▸ Provided passage
* Start *
Skip to main content

Bittersweet Symphony: An Advance Review of Season Three of BBC America's Gavin & Stacey

There are some series that manage to wrap their arms around you and never let go, making you laugh and cry in equal measure.

British comedy Gavin & Stacey, which returns to BBC America for its third and final season after way too long of a break, is just one of those series, the sort that makes you laugh and cry in equal measure, filled with characters that you can't get enough of and whom it will be very hard to say goodbye to forever in just a few weeks' time.

Revolving around the titular star-crossed lovers, the series--created and written by co-stars James Corden and Ruth Jones--has charted their courtship and marriage over the course of three bittersweet seasons and the reactions of their friends and family to such an unexpected match: Gavin (Mathew Horne) is, after all, an Essex lad while Stacey (Joanna Page) hails from Barry, Wales, making their marriage a union of two nations, cultures, and life philosophies.

Season Three finds the pair struggling to adapt once more after Gavin has taken a six-month transfer to the Welsh office of his employer, moving him and wife Stacey in with Stacey's omelette-mad mum Gwen (Melanie Walters)... and promptly booting unwed mother Nessa (Jones) out of her bedroom and into the caravan her boyfriend Dave (Steffan Rhodri) lives in.
* End *
▸ Work instructions
Extend the Gavin & Stacey review from where it stops. The lines that follow are drawn from an unrelated source.

▸ Entries provided
* Start *
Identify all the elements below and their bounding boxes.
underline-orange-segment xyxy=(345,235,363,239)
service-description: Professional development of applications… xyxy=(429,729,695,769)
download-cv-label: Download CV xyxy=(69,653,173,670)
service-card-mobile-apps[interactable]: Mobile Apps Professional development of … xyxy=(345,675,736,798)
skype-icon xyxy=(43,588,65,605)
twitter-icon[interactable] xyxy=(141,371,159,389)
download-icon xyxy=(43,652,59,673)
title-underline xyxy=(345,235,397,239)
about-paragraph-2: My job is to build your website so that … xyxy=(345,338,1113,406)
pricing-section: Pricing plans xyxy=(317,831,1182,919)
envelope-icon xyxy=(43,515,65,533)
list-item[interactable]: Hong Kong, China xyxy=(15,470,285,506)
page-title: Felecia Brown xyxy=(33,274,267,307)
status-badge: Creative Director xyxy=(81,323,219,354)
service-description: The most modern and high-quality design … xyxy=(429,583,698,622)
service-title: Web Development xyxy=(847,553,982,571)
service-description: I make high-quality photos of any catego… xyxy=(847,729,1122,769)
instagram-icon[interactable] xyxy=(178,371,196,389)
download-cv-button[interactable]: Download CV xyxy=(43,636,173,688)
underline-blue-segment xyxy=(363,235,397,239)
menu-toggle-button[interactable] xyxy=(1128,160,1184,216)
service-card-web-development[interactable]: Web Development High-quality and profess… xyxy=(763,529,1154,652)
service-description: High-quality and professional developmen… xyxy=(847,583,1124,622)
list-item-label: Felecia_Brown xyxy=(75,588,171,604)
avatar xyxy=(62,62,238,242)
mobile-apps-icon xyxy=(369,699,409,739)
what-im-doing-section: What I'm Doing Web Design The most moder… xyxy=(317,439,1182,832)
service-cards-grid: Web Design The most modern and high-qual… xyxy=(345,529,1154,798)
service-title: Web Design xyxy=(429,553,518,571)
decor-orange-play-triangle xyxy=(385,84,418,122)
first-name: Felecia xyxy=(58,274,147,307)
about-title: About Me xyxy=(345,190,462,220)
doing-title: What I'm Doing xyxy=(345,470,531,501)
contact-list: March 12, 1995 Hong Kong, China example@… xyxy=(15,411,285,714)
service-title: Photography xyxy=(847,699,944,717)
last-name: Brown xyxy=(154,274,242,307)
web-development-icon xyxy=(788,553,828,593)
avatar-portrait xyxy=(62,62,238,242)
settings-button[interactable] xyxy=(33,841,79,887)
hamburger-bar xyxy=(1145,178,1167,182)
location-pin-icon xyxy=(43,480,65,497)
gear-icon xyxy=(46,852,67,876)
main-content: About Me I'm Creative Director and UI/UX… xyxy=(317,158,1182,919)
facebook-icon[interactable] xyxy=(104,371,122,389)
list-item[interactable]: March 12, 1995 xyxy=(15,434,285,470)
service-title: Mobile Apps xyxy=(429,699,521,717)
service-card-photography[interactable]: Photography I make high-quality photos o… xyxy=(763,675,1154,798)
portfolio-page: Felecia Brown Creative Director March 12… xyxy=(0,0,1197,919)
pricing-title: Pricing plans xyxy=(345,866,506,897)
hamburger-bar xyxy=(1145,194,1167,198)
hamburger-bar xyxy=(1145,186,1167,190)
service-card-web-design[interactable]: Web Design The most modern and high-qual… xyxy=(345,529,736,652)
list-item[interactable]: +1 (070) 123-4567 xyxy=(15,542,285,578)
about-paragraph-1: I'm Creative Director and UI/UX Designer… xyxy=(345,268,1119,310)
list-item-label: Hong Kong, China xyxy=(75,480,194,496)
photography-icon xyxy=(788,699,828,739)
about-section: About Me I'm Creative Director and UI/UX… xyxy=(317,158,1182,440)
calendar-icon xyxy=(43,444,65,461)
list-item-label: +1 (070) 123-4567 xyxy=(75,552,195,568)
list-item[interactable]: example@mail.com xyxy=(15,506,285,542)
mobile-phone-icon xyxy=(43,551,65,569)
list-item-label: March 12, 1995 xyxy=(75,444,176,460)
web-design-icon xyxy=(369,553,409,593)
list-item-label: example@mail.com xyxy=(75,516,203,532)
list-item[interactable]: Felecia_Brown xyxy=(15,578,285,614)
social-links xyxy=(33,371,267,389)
* End *
▸ Answer to this exercise
Back in Essex, Gavin's parents--the sensible Mick (Larry Lamb) and blousy Pamela (Alison Steadman)--attempt to adjust to life without their little prince, as does Gavin's best mate, Smithy (Corden), who just happens to be the father of Nessa's baby Neil. (Still with me?) Stacey's uncle, the amazing Uncle Bryn (Rob Brydon) is only too thrilled to have the couple in Barry, especially as it means fixing up his place into a bachelor's paradise so that Gavin's mates can stay over. Ahem.

This season, Gavin and Stacey have to contend with new living arrangements and the possibility that (spoiler alert!) they may not be able to conceive a child. It's a blow to Stacey, particularly in light of the fact that Nessa and Smithy--whose relationship has been constrained to a few one-night stands--were able to have a baby together. It's this tartness that's actually one of the more refreshing things about Gavin & Stacey, even as it tackles real-life relationship (and familial) problems, they never feel like force-fed "issues," but rather just layers to touching and often tender comedy. (Tidy.)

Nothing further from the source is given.